* SUPPLIED INFORMATION
════════════════

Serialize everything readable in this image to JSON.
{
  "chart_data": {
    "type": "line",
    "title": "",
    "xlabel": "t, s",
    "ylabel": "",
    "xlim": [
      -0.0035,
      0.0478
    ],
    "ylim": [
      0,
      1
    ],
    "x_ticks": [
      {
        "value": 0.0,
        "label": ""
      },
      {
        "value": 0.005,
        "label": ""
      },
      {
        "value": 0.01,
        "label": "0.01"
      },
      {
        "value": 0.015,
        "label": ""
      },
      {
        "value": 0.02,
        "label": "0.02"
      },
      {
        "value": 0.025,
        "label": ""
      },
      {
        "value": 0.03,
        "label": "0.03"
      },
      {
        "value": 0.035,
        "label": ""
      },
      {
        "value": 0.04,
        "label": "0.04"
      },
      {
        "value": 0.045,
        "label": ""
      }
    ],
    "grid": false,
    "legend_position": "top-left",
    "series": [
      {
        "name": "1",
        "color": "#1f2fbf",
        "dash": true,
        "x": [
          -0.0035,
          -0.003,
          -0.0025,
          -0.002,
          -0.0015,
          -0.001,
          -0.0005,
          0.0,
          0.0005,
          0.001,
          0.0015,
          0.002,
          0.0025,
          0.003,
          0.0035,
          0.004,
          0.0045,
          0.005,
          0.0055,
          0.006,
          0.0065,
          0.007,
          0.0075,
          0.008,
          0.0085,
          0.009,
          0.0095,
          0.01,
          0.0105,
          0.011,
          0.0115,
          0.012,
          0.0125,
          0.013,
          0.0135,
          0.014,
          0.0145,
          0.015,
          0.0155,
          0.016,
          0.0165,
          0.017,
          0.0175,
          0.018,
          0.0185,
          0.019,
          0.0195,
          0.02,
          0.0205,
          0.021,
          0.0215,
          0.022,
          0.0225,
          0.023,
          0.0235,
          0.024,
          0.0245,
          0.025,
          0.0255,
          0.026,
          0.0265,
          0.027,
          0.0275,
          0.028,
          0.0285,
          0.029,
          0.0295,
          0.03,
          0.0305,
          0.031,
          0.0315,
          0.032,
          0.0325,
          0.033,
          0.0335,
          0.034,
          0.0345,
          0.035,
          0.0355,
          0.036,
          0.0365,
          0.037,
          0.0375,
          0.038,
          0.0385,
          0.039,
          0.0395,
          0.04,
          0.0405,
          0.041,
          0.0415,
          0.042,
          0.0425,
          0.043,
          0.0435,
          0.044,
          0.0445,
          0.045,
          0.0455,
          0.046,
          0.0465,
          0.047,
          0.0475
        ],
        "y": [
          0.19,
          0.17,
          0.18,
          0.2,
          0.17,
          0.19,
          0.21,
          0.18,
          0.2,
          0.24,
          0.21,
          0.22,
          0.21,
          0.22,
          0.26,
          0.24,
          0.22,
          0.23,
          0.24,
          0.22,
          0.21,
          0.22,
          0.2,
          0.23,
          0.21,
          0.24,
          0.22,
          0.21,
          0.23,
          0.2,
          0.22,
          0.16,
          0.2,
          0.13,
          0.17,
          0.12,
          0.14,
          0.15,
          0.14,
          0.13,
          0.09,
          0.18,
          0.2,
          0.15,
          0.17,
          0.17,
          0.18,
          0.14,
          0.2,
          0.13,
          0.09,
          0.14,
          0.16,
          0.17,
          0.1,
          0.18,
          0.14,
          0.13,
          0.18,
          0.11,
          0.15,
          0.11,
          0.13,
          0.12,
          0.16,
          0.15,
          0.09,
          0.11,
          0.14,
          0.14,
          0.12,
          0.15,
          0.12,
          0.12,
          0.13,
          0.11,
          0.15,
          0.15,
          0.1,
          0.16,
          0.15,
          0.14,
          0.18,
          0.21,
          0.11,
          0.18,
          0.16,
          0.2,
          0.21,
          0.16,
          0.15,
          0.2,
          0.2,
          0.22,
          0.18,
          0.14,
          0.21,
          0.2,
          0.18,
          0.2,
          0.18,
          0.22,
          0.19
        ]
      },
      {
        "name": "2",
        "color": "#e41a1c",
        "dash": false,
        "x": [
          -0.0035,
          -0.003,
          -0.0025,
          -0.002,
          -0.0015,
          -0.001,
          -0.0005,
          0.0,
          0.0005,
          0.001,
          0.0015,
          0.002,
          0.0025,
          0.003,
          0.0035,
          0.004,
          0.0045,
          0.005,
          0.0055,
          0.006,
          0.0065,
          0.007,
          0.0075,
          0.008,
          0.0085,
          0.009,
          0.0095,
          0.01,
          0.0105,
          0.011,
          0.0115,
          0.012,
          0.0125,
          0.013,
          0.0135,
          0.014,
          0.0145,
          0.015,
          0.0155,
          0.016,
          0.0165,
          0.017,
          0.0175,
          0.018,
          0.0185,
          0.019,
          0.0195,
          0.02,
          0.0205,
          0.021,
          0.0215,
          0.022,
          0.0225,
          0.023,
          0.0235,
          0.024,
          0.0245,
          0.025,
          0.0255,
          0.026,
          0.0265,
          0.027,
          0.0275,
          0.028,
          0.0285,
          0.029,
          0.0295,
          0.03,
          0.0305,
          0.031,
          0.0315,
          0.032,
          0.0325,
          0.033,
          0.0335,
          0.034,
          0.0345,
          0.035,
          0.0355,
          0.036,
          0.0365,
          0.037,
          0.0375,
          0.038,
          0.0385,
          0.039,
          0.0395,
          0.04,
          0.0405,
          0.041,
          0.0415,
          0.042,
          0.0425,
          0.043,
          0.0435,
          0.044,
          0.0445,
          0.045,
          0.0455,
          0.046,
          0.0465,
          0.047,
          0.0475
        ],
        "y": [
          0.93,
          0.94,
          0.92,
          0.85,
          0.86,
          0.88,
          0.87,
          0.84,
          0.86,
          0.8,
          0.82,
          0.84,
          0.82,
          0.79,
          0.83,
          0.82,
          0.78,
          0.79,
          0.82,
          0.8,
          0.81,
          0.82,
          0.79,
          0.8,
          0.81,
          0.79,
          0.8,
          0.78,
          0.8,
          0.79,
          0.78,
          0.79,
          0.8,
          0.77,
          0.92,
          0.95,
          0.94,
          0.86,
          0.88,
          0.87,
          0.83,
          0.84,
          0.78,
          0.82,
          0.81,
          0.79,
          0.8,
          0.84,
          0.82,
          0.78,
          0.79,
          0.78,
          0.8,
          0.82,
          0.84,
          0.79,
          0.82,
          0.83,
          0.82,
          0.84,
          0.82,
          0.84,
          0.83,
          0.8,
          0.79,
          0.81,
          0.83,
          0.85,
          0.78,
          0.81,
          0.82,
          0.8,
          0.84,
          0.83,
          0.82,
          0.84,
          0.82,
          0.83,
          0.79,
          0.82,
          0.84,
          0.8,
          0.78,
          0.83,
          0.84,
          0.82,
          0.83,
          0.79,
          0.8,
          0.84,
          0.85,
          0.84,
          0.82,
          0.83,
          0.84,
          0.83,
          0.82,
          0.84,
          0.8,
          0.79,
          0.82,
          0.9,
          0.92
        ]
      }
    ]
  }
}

════════════════

Copy out each line of the records where the string "value" appears.

        "value": 0.0,
        "value": 0.005,
        "value": 0.01,
        "value": 0.015,
        "value": 0.02,
        "value": 0.025,
        "value": 0.03,
        "value": 0.035,
        "value": 0.04,
        "value": 0.045,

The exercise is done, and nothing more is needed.